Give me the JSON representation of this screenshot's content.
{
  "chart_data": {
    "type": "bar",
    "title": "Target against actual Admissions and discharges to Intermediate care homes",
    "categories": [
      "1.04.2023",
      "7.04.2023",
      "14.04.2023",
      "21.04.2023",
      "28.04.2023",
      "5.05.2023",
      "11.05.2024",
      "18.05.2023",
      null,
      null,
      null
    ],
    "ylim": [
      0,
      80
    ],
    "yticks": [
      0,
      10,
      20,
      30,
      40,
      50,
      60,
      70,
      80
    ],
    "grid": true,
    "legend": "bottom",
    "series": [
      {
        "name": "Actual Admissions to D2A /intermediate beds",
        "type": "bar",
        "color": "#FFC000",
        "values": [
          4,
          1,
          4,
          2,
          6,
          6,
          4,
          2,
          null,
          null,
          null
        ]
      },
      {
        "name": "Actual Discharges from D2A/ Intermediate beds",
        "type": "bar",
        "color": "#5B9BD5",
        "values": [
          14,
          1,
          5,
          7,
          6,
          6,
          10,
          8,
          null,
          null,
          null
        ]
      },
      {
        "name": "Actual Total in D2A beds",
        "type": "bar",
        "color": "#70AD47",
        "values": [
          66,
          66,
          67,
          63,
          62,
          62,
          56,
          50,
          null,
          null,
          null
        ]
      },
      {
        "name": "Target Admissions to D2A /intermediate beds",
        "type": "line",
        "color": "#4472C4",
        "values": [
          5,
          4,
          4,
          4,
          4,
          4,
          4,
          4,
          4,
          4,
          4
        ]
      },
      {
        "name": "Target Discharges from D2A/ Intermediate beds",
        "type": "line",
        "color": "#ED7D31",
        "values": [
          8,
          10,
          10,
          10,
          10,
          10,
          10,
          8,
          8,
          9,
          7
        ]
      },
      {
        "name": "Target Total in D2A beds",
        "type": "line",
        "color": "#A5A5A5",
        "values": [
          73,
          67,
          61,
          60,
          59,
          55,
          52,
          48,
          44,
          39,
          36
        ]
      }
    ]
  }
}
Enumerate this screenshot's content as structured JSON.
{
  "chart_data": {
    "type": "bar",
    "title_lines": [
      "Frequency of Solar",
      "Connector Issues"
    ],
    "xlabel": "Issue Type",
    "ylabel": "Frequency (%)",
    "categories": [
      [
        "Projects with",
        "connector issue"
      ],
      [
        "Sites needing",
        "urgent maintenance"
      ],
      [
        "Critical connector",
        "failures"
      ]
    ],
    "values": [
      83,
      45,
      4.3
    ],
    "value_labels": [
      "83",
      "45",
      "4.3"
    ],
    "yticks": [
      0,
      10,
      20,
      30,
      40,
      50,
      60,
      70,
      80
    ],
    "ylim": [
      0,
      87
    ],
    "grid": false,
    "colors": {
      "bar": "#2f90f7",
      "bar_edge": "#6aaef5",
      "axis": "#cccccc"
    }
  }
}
────────
What is asked: Copy the material above back out, exactly as written.

Task result:
Give me the JSON representation of this screenshot's content.
{
  "chart_data": {
    "type": "bar",
    "title": "Target against actual Admissions and discharges to Intermediate care homes",
    "categories": [
      "1.04.2023",
      "7.04.2023",
      "14.04.2023",
      "21.04.2023",
      "28.04.2023",
      "5.05.2023",
      "11.05.2024",
      "18.05.2023",
      null,
      null,
      null
    ],
    "ylim": [
      0,
      80
    ],
    "yticks": [
      0,
      10,
      20,
      30,
      40,
      50,
      60,
      70,
      80
    ],
    "grid": true,
    "legend": "bottom",
    "series": [
      {
        "name": "Actual Admissions to D2A /intermediate beds",
        "type": "bar",
        "color": "#FFC000",
        "values": [
          4,
          1,
          4,
          2,
          6,
          6,
          4,
          2,
          null,
          null,
          null
        ]
      },
      {
        "name": "Actual Discharges from D2A/ Intermediate beds",
        "type": "bar",
        "color": "#5B9BD5",
        "values": [
          14,
          1,
          5,
          7,
          6,
          6,
          10,
          8,
          null,
          null,
          null
        ]
      },
      {
        "name": "Actual Total in D2A beds",
        "type": "bar",
        "color": "#70AD47",
        "values": [
          66,
          66,
          67,
          63,
          62,
          62,
          56,
          50,
          null,
          null,
          null
        ]
      },
      {
        "name": "Target Admissions to D2A /intermediate beds",
        "type": "line",
        "color": "#4472C4",
        "values": [
          5,
          4,
          4,
          4,
          4,
          4,
          4,
          4,
          4,
          4,
          4
        ]
      },
      {
        "name": "Target Discharges from D2A/ Intermediate beds",
        "type": "line",
        "color": "#ED7D31",
        "values": [
          8,
          10,
          10,
          10,
          10,
          10,
          10,
          8,
          8,
          9,
          7
        ]
      },
      {
        "name": "Target Total in D2A beds",
        "type": "line",
        "color": "#A5A5A5",
        "values": [
          73,
          67,
          61,
          60,
          59,
          55,
          52,
          48,
          44,
          39,
          36
        ]
      }
    ]
  }
}
Enumerate this screenshot's content as structured JSON.
{
  "chart_data": {
    "type": "bar",
    "title_lines": [
      "Frequency of Solar",
      "Connector Issues"
    ],
    "xlabel": "Issue Type",
    "ylabel": "Frequency (%)",
    "categories": [
      [
        "Projects with",
        "connector issue"
      ],
      [
        "Sites needing",
        "urgent maintenance"
      ],
      [
        "Critical connector",
        "failures"
      ]
    ],
    "values": [
      83,
      45,
      4.3
    ],
    "value_labels": [
      "83",
      "45",
      "4.3"
    ],
    "yticks": [
      0,
      10,
      20,
      30,
      40,
      50,
      60,
      70,
      80
    ],
    "ylim": [
      0,
      87
    ],
    "grid": false,
    "colors": {
      "bar": "#2f90f7",
      "bar_edge": "#6aaef5",
      "axis": "#cccccc"
    }
  }
}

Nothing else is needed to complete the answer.